> _The task_
Comb the records below for the string "JSON" and copy each line where it turns up.

== Data listing

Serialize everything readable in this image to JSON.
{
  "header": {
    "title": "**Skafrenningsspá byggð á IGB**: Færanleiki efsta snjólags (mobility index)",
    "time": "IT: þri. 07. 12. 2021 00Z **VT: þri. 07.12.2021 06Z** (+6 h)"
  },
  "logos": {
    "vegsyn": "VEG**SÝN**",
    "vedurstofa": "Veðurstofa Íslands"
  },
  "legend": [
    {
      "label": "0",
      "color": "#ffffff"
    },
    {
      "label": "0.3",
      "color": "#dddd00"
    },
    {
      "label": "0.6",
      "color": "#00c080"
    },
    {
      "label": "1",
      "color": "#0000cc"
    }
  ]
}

====
== Data listing

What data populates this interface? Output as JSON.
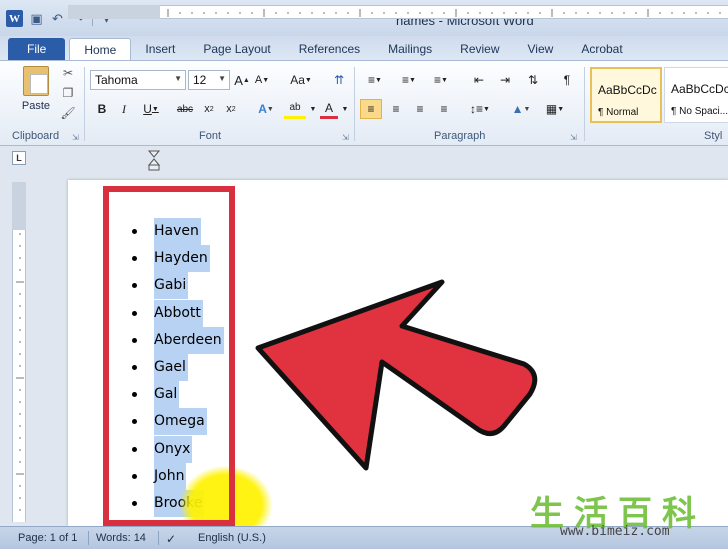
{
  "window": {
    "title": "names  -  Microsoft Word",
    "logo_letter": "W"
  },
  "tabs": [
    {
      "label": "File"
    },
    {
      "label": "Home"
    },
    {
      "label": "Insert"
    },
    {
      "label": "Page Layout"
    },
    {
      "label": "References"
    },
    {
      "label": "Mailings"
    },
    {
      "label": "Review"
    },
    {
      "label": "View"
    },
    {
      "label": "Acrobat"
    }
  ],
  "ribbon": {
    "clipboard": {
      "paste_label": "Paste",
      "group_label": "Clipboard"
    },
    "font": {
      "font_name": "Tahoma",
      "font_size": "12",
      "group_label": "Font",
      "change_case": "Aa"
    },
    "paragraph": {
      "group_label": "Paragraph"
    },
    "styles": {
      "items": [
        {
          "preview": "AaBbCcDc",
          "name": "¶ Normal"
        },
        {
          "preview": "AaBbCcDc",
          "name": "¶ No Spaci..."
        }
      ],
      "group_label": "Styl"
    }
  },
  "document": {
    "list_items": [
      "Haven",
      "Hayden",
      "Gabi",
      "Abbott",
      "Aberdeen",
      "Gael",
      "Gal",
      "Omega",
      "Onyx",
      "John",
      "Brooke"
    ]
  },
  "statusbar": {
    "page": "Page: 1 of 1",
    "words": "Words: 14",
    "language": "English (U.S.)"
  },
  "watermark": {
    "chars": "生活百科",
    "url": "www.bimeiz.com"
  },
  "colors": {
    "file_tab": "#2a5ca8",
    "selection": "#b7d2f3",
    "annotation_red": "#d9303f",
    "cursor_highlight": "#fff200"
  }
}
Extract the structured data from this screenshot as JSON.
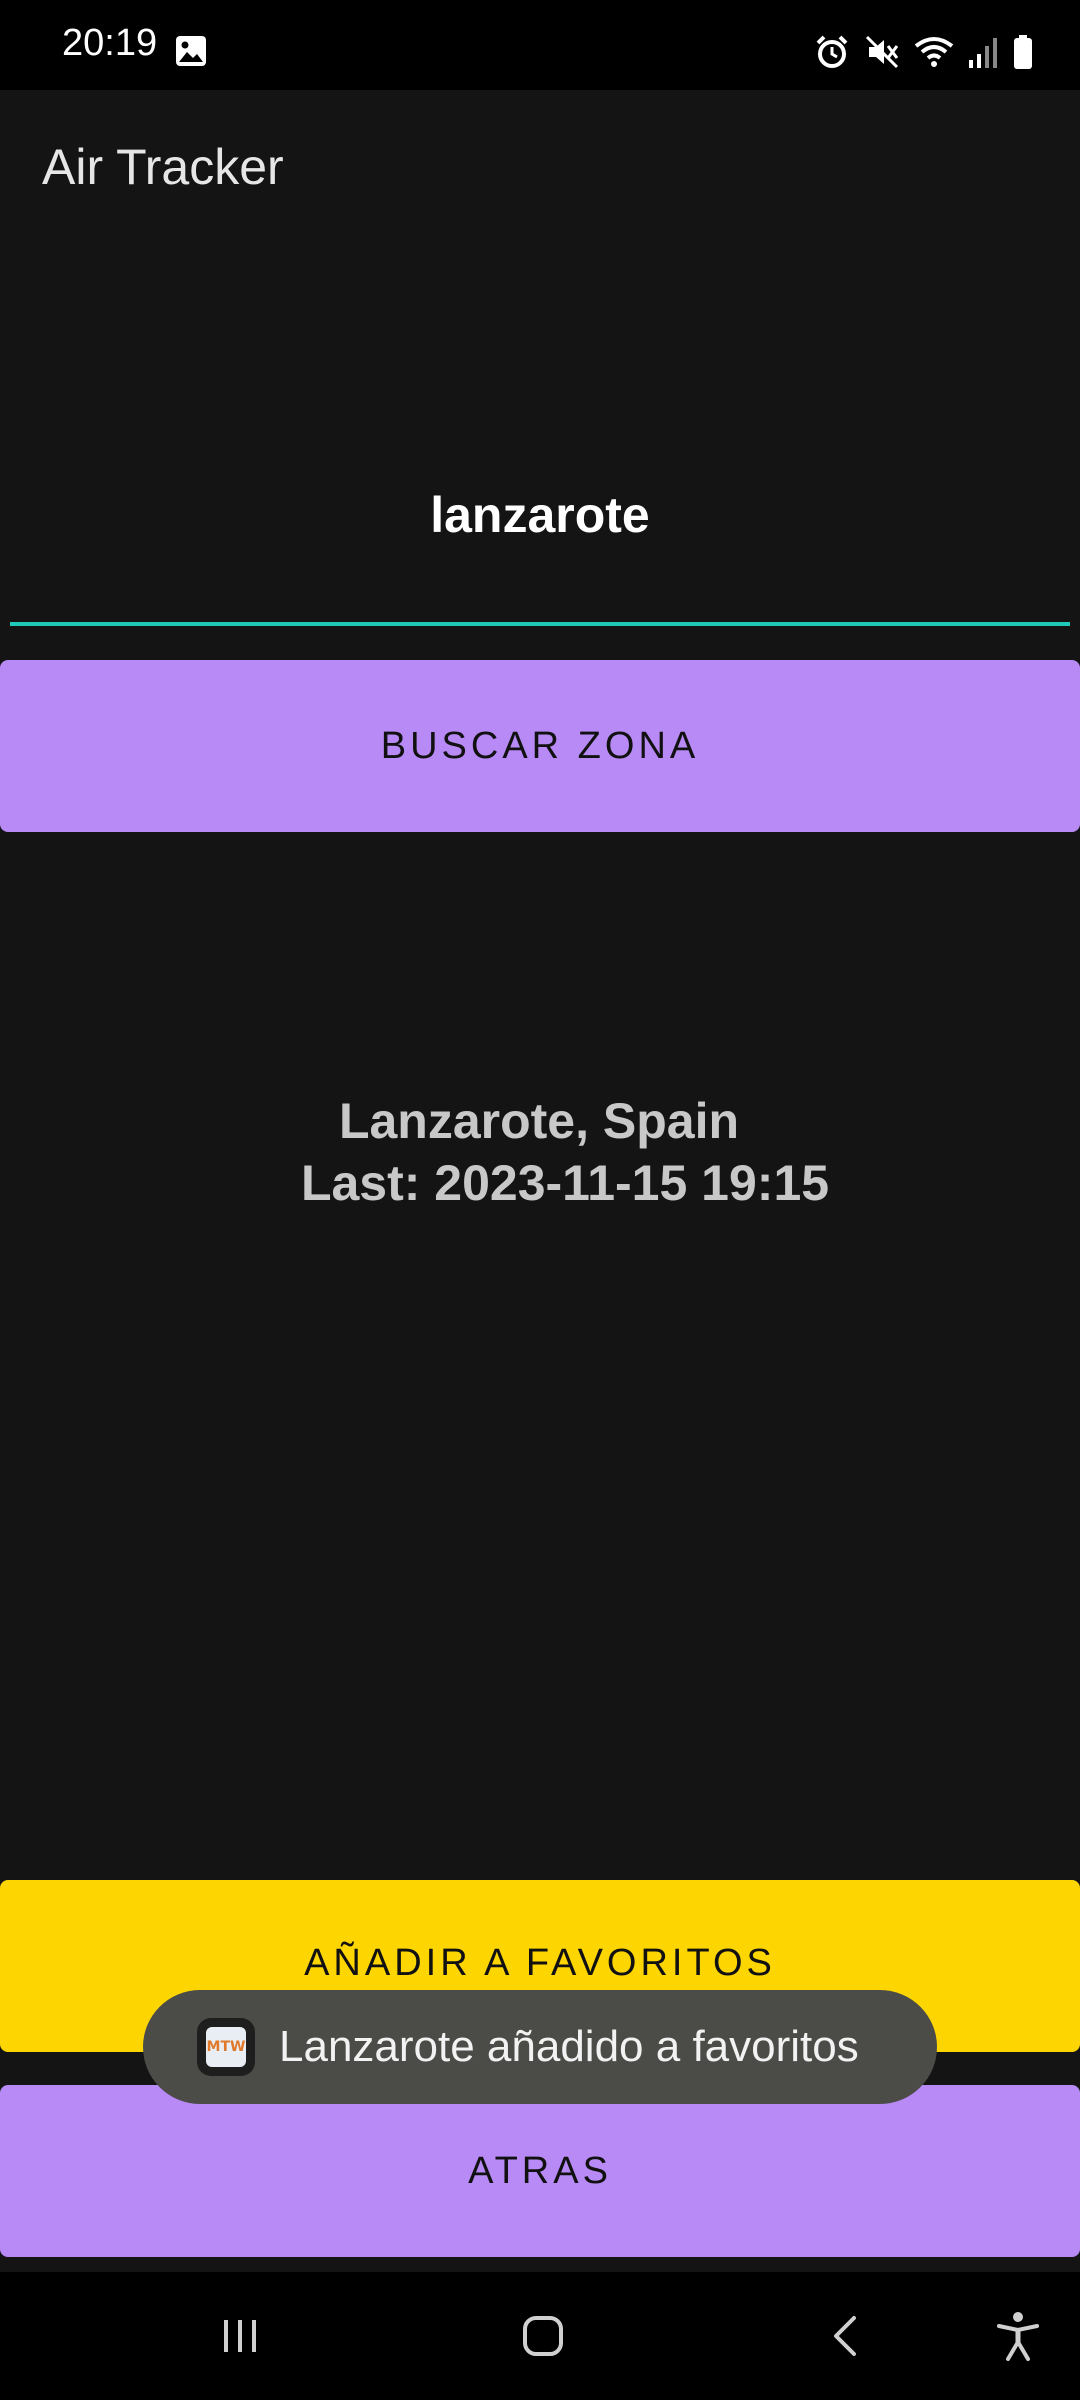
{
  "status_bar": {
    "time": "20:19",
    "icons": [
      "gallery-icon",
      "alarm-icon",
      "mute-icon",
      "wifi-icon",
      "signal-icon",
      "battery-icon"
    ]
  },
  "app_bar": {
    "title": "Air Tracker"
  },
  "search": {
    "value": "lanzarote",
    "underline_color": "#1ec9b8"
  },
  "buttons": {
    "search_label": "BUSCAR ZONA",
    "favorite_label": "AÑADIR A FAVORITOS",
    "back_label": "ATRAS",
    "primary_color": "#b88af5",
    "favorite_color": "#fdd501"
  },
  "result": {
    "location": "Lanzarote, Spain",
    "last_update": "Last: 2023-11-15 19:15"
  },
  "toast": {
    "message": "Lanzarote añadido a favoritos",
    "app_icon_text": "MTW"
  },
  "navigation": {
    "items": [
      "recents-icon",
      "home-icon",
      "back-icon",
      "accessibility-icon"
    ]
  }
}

====

> _Answer for this exercise_
Serialize everything readable in this image to JSON.
What data populates this interface? Output as JSON.
Extract the structured data from this screenshot as JSON.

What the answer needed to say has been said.